** EXERCISE BRIEF **
Return the records, each one exactly as written.

** DATASET CONTENT **
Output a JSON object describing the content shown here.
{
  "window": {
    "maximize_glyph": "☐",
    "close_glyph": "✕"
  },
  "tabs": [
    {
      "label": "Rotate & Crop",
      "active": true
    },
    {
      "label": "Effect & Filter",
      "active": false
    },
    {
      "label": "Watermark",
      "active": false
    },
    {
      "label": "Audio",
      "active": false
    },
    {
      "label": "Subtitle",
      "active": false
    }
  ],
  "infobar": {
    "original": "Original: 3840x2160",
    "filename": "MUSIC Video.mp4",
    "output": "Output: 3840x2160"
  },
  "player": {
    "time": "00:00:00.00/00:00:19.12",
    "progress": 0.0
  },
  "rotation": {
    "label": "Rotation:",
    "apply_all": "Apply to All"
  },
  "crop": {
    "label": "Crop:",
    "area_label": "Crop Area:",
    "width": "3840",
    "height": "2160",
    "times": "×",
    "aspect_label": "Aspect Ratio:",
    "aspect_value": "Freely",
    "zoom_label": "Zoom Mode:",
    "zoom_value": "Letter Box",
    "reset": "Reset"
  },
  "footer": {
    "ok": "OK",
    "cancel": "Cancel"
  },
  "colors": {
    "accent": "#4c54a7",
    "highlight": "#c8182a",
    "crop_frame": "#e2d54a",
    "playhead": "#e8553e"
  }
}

** OUTPUT FOR THIS TASK **
Output a JSON object describing the content shown here.
{
  "window": {
    "maximize_glyph": "☐",
    "close_glyph": "✕"
  },
  "tabs": [
    {
      "label": "Rotate & Crop",
      "active": true
    },
    {
      "label": "Effect & Filter",
      "active": false
    },
    {
      "label": "Watermark",
      "active": false
    },
    {
      "label": "Audio",
      "active": false
    },
    {
      "label": "Subtitle",
      "active": false
    }
  ],
  "infobar": {
    "original": "Original: 3840x2160",
    "filename": "MUSIC Video.mp4",
    "output": "Output: 3840x2160"
  },
  "player": {
    "time": "00:00:00.00/00:00:19.12",
    "progress": 0.0
  },
  "rotation": {
    "label": "Rotation:",
    "apply_all": "Apply to All"
  },
  "crop": {
    "label": "Crop:",
    "area_label": "Crop Area:",
    "width": "3840",
    "height": "2160",
    "times": "×",
    "aspect_label": "Aspect Ratio:",
    "aspect_value": "Freely",
    "zoom_label": "Zoom Mode:",
    "zoom_value": "Letter Box",
    "reset": "Reset"
  },
  "footer": {
    "ok": "OK",
    "cancel": "Cancel"
  },
  "colors": {
    "accent": "#4c54a7",
    "highlight": "#c8182a",
    "crop_frame": "#e2d54a",
    "playhead": "#e8553e"
  }
}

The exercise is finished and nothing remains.